--- BEGIN INPUT FOR THIS TASK ---

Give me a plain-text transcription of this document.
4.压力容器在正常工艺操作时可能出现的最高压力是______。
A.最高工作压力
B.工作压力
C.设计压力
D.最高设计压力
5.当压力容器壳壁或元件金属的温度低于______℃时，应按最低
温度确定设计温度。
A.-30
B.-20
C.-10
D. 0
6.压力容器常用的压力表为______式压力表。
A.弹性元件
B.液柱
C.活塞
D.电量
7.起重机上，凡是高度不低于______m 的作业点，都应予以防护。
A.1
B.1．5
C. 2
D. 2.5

--- END INPUT FOR THIS TASK ---

WHAT YOU WILL DO >>
Repeat the material above in full, exactly as it stands.

RESULT OF THE TASK >>
Give me a plain-text transcription of this document.
4.压力容器在正常工艺操作时可能出现的最高压力是______。
A.最高工作压力
B.工作压力
C.设计压力
D.最高设计压力
5.当压力容器壳壁或元件金属的温度低于______℃时，应按最低
温度确定设计温度。
A.-30
B.-20
C.-10
D. 0
6.压力容器常用的压力表为______式压力表。
A.弹性元件
B.液柱
C.活塞
D.电量
7.起重机上，凡是高度不低于______m 的作业点，都应予以防护。
A.1
B.1．5
C. 2
D. 2.5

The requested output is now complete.